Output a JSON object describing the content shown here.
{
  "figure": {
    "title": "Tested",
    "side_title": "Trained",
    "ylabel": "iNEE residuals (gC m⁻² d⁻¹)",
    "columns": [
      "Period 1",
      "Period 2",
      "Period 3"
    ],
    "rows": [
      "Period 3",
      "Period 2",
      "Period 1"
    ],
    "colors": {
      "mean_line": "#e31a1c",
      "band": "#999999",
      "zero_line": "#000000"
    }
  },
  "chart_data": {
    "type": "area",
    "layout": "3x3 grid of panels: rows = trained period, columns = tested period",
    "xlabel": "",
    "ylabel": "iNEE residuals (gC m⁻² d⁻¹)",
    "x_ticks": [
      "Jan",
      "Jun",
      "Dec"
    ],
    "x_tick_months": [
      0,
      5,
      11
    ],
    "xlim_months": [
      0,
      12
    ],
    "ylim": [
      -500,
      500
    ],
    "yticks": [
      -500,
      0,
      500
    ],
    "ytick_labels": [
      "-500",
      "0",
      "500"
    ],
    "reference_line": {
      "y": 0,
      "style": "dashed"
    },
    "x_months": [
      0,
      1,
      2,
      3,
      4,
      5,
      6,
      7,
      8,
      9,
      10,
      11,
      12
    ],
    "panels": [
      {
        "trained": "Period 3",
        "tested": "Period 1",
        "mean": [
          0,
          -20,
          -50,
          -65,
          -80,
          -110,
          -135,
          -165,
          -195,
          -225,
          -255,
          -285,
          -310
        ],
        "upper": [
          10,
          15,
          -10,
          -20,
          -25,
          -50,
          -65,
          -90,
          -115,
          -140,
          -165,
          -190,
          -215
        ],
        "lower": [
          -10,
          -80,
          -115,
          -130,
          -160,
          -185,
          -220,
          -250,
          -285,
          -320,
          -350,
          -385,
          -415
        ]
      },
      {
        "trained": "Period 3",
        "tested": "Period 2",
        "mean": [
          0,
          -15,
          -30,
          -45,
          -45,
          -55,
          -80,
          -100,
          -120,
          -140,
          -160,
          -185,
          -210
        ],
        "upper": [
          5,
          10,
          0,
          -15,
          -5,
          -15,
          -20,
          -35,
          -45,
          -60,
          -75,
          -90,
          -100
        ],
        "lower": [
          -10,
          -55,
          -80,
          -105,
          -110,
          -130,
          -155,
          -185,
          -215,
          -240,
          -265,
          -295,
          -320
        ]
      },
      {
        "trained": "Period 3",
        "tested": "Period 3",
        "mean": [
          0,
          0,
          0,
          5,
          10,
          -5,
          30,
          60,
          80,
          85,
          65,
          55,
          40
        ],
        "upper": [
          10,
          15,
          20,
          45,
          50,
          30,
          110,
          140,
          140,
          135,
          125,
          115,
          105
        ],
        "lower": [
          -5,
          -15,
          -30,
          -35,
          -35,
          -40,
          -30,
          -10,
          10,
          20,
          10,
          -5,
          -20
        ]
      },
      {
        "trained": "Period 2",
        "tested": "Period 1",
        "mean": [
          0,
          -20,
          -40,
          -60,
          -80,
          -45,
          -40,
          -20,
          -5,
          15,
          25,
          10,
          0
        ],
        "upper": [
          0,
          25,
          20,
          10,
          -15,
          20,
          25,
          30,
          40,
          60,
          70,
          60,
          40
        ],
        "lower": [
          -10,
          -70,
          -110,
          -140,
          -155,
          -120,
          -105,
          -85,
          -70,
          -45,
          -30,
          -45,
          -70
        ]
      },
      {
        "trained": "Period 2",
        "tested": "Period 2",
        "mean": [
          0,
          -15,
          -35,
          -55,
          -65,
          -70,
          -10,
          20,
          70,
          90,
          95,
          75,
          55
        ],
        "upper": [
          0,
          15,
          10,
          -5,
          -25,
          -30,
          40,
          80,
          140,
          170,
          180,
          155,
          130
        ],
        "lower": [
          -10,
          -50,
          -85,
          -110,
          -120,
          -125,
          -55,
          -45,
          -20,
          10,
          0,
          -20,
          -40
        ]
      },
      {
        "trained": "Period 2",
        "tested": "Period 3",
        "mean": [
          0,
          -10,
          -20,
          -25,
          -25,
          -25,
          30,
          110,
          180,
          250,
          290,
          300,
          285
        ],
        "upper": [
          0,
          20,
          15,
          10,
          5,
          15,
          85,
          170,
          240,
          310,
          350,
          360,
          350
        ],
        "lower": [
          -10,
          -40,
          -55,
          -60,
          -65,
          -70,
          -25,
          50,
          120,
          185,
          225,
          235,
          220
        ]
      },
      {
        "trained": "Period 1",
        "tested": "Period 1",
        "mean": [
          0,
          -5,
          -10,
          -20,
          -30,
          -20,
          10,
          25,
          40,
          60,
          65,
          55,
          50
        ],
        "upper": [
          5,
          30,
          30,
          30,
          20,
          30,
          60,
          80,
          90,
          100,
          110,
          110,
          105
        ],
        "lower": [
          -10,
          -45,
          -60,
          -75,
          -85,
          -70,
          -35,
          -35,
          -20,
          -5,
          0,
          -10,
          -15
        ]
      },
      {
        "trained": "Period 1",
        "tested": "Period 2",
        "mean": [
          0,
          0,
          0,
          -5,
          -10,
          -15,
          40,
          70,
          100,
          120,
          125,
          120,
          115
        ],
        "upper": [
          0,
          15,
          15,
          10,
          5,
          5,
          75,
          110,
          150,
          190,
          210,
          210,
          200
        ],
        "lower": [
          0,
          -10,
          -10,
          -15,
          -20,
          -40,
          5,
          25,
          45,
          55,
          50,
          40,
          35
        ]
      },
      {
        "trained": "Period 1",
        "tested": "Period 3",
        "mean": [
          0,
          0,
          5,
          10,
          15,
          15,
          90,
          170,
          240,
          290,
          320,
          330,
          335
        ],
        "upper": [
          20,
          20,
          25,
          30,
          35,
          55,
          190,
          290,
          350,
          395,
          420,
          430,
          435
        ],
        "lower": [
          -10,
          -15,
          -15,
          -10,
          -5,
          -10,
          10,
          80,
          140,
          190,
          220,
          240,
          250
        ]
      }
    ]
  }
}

- - -

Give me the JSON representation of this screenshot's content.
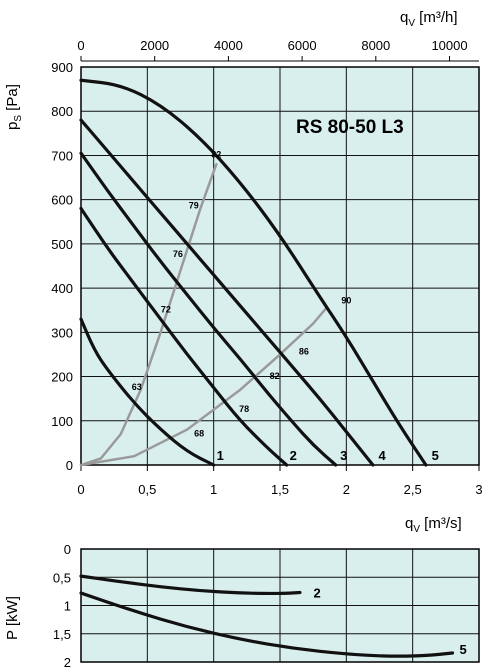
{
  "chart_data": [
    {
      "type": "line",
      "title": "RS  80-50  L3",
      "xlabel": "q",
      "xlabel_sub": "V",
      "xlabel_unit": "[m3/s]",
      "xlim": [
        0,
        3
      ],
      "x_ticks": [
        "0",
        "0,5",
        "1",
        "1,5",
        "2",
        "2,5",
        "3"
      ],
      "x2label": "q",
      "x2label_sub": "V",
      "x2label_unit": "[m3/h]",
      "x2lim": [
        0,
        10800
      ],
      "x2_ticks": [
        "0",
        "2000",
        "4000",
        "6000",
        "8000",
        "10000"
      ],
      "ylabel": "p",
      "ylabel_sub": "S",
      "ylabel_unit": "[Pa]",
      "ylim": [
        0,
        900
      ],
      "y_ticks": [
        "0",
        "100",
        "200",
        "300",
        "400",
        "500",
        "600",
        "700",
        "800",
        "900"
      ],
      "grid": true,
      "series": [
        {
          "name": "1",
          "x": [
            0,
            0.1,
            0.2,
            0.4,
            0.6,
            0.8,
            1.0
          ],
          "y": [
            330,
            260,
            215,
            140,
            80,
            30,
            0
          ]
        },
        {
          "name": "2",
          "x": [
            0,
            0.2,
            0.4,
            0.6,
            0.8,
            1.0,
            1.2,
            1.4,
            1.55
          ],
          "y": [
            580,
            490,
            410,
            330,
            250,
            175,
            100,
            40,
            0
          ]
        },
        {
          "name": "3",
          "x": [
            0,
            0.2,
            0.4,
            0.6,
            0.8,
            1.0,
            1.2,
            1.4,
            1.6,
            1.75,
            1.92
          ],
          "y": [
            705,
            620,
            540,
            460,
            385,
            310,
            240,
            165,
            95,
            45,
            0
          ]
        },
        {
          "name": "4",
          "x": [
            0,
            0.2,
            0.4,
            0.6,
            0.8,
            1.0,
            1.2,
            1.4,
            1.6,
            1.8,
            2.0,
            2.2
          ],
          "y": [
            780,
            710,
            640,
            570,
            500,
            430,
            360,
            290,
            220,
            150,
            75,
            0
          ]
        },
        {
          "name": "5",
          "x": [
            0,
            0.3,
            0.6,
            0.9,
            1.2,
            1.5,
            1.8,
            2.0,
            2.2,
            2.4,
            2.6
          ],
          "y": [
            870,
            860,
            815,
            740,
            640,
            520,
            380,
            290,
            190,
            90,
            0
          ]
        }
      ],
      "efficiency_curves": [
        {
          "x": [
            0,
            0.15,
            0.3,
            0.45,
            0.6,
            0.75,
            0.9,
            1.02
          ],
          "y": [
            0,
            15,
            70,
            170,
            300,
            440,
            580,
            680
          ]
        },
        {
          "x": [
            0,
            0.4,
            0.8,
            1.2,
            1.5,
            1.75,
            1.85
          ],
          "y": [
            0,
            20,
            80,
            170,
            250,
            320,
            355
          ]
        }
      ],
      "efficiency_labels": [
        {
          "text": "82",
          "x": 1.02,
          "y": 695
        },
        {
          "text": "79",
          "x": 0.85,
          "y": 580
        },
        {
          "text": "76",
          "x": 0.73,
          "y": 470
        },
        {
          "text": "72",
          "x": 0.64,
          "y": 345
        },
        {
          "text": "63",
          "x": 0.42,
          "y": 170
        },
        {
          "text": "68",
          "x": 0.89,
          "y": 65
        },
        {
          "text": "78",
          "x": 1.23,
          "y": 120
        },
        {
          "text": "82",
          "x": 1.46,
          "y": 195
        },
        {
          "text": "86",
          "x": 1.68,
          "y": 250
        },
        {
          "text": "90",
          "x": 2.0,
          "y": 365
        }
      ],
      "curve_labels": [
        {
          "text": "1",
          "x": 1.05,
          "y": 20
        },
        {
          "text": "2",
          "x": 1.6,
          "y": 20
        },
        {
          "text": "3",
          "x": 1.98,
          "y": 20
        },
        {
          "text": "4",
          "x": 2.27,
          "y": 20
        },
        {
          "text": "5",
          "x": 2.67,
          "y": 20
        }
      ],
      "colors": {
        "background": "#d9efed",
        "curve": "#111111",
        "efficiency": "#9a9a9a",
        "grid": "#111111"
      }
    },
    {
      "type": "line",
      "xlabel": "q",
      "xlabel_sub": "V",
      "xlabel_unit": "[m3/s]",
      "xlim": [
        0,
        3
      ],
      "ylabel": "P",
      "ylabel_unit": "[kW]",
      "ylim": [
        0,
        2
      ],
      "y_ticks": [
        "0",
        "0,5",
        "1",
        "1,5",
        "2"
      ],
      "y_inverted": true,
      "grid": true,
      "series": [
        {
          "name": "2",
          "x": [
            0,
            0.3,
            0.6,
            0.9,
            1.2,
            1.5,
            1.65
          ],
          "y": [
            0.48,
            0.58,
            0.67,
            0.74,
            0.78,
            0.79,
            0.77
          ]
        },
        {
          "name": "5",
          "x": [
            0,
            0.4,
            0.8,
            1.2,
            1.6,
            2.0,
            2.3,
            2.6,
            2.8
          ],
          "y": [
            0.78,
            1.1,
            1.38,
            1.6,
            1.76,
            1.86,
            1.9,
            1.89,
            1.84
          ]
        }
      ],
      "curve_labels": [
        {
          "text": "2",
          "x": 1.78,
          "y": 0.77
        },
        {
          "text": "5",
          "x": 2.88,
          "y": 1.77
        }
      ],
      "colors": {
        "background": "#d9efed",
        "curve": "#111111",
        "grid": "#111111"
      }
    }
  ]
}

- - -

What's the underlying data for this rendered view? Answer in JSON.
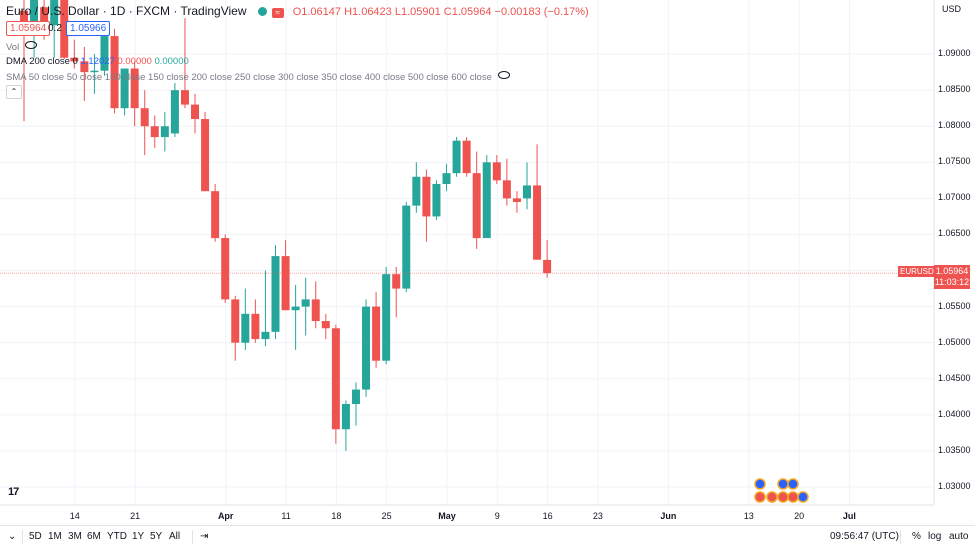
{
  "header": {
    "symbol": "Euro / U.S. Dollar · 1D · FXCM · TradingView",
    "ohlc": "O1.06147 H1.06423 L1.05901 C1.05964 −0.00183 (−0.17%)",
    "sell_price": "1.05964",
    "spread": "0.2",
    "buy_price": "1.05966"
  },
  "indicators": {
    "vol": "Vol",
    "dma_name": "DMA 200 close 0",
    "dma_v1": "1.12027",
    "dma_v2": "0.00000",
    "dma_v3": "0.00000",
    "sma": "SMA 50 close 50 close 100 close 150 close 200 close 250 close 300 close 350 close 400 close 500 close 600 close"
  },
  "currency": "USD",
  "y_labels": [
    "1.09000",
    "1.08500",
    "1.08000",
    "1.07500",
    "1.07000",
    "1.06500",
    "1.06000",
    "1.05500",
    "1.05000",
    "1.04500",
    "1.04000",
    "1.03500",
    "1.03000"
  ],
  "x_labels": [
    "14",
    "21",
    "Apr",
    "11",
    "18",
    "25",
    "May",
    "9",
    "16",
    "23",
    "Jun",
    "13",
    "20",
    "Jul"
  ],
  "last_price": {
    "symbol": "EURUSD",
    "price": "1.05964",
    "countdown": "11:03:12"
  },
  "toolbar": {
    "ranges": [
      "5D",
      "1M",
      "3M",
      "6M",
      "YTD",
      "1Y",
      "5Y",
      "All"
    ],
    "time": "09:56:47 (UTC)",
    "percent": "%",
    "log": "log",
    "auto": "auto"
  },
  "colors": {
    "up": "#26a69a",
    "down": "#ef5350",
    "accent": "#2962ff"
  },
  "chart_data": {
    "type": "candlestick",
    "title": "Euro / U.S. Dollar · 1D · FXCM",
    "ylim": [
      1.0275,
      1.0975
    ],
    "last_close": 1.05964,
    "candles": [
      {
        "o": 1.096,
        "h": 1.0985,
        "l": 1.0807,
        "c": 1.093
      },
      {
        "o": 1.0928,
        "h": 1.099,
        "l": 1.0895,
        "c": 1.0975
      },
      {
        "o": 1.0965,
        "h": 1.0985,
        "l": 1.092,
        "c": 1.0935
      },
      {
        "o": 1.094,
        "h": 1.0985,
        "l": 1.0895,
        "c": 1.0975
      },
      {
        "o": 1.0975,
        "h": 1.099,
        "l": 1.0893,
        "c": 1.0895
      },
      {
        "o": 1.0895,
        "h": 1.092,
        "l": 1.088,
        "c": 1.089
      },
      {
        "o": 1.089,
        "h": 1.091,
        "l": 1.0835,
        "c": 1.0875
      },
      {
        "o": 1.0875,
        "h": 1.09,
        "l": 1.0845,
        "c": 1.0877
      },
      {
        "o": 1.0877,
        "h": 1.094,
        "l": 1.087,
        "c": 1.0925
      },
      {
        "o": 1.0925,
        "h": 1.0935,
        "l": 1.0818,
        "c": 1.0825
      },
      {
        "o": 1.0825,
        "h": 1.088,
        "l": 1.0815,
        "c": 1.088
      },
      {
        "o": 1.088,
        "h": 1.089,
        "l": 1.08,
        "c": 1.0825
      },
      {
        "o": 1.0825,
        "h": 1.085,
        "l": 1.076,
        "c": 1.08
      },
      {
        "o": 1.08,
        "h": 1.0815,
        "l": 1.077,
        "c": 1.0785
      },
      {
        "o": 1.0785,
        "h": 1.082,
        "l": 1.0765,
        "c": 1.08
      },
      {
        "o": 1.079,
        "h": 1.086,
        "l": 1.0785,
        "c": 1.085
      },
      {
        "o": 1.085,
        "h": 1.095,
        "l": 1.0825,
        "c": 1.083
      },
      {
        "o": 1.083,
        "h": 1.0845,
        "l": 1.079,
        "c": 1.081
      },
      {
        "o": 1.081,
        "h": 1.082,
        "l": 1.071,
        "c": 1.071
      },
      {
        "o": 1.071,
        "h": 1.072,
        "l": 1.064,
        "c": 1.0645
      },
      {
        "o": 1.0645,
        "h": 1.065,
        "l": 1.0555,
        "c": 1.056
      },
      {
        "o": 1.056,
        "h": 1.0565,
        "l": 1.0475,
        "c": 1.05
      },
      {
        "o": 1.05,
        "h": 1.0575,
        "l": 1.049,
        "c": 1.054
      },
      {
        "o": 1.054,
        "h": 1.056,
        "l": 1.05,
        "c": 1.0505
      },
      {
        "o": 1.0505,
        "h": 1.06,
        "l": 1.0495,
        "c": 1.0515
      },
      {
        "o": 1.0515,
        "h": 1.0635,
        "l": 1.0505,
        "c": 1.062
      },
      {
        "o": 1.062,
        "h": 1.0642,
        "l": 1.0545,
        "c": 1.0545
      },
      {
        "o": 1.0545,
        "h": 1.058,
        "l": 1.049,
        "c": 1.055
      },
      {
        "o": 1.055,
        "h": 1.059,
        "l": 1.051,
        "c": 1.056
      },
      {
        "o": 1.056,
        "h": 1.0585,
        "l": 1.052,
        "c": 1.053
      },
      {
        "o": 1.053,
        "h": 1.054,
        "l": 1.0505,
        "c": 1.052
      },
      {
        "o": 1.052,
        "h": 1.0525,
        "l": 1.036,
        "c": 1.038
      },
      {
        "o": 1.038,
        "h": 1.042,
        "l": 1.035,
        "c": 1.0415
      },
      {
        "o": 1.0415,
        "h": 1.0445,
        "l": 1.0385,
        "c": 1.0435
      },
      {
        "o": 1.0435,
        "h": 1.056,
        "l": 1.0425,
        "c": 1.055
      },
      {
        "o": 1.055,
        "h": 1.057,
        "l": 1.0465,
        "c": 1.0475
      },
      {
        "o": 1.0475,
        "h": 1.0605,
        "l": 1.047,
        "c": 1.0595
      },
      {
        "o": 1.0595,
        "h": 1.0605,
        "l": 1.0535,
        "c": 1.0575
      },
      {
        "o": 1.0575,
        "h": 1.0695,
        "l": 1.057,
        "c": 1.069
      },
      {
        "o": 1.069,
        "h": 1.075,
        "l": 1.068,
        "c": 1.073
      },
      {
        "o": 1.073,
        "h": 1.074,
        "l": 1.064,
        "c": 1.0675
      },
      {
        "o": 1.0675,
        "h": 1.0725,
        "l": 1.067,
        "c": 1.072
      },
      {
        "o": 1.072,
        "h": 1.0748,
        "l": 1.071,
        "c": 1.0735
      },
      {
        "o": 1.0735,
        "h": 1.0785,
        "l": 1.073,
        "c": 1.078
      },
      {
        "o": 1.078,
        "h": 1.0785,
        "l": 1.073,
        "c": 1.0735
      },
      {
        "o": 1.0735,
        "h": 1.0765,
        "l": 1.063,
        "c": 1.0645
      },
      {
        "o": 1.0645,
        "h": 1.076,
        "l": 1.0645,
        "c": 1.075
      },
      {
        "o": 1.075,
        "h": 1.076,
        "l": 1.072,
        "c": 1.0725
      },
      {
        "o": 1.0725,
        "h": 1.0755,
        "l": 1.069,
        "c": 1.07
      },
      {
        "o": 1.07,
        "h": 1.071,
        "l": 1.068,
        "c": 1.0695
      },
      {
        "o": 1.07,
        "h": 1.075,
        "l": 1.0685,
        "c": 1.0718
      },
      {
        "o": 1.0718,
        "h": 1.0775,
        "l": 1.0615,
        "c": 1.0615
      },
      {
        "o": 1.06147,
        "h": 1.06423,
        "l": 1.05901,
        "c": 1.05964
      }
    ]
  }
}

- - -

- **Stated exercise**: In the entries above, count each line with "panels"; reply with the total only.

- **Solved exercise**: 2